(A run of records)
● ● ●
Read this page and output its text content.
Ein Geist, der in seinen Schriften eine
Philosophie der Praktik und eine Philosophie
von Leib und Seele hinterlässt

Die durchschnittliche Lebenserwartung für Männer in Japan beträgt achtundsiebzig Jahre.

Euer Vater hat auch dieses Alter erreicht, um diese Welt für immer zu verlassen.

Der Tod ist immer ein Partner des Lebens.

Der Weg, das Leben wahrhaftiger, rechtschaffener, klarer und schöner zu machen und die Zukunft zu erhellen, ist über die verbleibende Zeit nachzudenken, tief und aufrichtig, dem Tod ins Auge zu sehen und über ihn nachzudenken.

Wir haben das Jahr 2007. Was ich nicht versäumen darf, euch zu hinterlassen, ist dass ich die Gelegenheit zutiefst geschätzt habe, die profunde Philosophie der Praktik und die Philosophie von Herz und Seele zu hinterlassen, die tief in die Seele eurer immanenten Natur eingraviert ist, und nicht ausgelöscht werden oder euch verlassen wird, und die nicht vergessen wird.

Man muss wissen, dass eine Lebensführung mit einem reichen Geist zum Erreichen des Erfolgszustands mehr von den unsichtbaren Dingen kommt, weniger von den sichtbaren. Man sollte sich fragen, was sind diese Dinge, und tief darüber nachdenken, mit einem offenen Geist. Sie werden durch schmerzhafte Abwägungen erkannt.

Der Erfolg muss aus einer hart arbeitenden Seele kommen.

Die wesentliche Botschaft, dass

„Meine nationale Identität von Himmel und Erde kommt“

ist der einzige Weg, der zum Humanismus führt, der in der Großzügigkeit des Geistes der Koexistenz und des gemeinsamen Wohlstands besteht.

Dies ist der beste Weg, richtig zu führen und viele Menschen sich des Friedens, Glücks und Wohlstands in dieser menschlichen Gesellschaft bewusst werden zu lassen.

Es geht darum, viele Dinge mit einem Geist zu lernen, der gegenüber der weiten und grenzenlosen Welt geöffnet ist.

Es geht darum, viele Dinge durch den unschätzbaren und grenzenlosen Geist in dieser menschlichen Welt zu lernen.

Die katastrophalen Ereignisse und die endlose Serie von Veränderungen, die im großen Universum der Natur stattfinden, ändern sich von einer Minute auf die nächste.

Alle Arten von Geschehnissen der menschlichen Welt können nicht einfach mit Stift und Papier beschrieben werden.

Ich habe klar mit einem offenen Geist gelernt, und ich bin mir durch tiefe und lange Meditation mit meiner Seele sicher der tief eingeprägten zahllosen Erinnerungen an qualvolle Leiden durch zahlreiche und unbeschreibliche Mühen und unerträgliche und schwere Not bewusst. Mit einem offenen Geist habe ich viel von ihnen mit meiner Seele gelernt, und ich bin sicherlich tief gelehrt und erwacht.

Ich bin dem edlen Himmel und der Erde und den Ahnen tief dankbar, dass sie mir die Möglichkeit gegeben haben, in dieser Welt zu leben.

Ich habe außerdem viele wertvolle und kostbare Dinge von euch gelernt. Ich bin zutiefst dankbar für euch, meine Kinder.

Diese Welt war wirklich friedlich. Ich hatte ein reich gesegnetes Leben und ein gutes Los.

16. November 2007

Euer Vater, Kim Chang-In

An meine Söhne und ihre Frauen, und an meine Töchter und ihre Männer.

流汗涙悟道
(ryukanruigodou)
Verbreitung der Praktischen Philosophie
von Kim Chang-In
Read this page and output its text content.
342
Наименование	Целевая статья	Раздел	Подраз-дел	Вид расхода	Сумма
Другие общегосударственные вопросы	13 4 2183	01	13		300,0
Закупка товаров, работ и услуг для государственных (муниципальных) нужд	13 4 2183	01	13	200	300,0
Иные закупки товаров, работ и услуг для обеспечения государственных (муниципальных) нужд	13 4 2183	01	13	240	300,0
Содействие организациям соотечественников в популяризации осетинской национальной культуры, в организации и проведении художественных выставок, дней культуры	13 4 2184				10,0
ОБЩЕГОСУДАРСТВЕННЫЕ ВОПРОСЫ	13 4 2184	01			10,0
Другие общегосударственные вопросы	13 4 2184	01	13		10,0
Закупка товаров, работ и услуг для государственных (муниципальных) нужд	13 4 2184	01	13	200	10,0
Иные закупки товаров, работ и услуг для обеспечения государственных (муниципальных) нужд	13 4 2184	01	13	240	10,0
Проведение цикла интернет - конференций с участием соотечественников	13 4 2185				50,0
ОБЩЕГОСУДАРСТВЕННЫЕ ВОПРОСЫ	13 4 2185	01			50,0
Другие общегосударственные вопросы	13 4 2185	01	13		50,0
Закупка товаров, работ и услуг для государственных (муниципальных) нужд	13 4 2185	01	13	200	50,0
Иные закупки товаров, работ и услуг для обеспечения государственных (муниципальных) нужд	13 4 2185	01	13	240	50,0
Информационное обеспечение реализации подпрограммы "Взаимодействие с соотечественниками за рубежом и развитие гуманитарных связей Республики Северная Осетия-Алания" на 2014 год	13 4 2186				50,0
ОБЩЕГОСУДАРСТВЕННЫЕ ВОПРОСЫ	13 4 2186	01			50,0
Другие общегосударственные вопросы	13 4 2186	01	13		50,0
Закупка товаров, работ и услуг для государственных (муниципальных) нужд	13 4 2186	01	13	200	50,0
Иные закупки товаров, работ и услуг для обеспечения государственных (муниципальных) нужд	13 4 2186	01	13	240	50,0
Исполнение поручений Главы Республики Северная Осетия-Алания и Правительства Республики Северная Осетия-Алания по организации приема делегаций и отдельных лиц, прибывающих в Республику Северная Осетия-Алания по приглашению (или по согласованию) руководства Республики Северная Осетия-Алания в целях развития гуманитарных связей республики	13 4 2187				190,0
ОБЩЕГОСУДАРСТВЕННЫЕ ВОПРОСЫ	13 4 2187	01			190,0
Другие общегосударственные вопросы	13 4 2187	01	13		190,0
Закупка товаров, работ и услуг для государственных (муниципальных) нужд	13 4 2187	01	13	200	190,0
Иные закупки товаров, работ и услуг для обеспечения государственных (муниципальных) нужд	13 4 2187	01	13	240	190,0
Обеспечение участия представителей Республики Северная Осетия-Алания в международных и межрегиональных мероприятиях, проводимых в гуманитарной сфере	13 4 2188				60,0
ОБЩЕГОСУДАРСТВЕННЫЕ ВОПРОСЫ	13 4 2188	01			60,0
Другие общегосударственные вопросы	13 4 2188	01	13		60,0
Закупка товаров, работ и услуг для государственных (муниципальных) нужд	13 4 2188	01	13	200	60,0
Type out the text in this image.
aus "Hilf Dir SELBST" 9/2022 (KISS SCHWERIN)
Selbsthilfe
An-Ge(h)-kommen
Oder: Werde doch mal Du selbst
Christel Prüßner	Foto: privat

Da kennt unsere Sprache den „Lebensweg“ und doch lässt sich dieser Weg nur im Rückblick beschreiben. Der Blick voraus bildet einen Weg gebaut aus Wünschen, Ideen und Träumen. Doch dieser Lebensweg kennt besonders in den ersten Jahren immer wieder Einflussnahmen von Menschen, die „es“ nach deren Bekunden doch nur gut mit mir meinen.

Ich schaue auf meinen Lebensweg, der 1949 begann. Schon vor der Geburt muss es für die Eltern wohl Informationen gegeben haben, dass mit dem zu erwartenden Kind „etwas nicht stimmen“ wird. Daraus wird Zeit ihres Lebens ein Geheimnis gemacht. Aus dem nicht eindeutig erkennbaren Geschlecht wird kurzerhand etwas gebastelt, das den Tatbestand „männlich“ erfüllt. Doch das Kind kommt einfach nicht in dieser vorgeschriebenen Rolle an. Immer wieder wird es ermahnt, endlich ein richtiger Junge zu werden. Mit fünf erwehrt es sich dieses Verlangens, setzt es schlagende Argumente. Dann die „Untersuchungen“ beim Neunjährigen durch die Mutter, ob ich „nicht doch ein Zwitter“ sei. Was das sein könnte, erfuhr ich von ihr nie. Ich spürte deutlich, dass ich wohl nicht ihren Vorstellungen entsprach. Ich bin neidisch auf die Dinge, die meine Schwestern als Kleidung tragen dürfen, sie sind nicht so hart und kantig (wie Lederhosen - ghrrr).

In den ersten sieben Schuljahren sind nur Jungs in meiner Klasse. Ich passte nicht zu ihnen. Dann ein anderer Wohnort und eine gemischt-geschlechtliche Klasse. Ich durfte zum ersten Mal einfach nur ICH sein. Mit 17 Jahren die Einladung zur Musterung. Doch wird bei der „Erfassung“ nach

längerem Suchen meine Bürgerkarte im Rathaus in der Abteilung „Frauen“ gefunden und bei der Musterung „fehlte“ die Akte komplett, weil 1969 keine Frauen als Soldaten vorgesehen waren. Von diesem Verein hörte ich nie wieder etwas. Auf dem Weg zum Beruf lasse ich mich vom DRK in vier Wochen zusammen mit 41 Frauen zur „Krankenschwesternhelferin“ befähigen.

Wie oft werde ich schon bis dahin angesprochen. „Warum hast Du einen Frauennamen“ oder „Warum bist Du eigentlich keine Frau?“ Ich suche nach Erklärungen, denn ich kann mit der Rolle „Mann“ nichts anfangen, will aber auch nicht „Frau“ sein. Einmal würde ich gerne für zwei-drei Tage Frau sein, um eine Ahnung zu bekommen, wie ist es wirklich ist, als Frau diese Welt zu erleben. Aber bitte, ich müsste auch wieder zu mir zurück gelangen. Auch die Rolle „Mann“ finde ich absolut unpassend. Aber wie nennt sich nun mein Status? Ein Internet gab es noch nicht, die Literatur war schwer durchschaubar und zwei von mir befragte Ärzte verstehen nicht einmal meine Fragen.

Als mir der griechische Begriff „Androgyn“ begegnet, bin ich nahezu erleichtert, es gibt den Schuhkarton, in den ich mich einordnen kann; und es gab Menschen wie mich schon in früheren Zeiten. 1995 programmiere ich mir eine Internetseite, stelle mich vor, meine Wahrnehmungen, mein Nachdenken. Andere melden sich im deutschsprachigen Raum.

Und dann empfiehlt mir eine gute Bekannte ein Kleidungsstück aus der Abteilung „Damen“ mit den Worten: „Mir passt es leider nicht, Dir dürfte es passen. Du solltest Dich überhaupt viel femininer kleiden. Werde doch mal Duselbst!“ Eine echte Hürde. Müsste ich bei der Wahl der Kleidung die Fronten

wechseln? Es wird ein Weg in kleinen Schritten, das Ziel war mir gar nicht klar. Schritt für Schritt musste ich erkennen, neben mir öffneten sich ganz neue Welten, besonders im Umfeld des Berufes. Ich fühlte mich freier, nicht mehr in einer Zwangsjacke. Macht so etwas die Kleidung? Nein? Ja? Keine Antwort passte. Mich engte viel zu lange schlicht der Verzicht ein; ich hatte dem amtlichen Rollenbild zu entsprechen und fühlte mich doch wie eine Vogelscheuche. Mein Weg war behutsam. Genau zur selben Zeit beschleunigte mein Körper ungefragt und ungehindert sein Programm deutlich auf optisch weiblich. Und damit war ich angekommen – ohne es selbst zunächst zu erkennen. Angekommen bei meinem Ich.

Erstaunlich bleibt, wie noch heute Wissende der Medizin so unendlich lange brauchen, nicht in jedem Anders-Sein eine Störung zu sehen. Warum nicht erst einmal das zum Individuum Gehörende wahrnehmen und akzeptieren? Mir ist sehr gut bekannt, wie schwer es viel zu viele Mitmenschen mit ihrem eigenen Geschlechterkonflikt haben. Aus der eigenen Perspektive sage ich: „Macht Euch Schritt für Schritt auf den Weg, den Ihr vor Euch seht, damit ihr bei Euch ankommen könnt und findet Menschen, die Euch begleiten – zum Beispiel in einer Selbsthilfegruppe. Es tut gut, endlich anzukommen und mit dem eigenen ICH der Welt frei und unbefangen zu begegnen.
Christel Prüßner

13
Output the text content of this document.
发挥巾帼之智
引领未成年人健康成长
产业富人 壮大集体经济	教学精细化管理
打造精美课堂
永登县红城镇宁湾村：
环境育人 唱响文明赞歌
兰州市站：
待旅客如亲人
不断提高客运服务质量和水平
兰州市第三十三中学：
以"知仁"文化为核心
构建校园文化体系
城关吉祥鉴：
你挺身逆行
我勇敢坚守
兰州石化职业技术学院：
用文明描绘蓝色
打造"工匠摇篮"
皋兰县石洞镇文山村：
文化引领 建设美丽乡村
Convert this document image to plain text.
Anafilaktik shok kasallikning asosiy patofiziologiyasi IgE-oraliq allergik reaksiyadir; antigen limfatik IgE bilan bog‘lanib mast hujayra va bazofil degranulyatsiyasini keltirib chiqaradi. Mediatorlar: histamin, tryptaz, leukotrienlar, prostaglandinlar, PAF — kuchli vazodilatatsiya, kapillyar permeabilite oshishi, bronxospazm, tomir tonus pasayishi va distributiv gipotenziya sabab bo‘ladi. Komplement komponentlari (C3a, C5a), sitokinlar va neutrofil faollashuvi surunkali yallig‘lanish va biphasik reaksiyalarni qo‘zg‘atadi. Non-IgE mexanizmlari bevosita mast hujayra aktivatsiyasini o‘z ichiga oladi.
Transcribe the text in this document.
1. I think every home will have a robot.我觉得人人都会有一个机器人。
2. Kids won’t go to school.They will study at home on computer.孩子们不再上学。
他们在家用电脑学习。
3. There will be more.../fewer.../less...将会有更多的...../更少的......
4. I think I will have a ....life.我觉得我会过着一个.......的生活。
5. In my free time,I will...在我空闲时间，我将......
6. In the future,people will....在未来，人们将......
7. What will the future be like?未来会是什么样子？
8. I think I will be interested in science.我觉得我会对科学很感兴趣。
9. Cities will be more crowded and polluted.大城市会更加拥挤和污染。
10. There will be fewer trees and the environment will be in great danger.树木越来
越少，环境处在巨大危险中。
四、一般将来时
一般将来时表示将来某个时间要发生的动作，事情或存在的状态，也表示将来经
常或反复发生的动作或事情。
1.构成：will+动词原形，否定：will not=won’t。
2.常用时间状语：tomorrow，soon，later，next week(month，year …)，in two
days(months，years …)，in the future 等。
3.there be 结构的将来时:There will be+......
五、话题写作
● ● ●
Aim: Output the lines from the line containing "Transcribe the text in this document." to the end, both included; add nothing.

Reply to the task:
Transcribe the text in this document.
1. I think every home will have a robot.我觉得人人都会有一个机器人。
2. Kids won’t go to school.They will study at home on computer.孩子们不再上学。
他们在家用电脑学习。
3. There will be more.../fewer.../less...将会有更多的...../更少的......
4. I think I will have a ....life.我觉得我会过着一个.......的生活。
5. In my free time,I will...在我空闲时间，我将......
6. In the future,people will....在未来，人们将......
7. What will the future be like?未来会是什么样子？
8. I think I will be interested in science.我觉得我会对科学很感兴趣。
9. Cities will be more crowded and polluted.大城市会更加拥挤和污染。
10. There will be fewer trees and the environment will be in great danger.树木越来
越少，环境处在巨大危险中。
四、一般将来时
一般将来时表示将来某个时间要发生的动作，事情或存在的状态，也表示将来经
常或反复发生的动作或事情。
1.构成：will+动词原形，否定：will not=won’t。
2.常用时间状语：tomorrow，soon，later，next week(month，year …)，in two
days(months，years …)，in the future 等。
3.there be 结构的将来时:There will be+......
五、话题写作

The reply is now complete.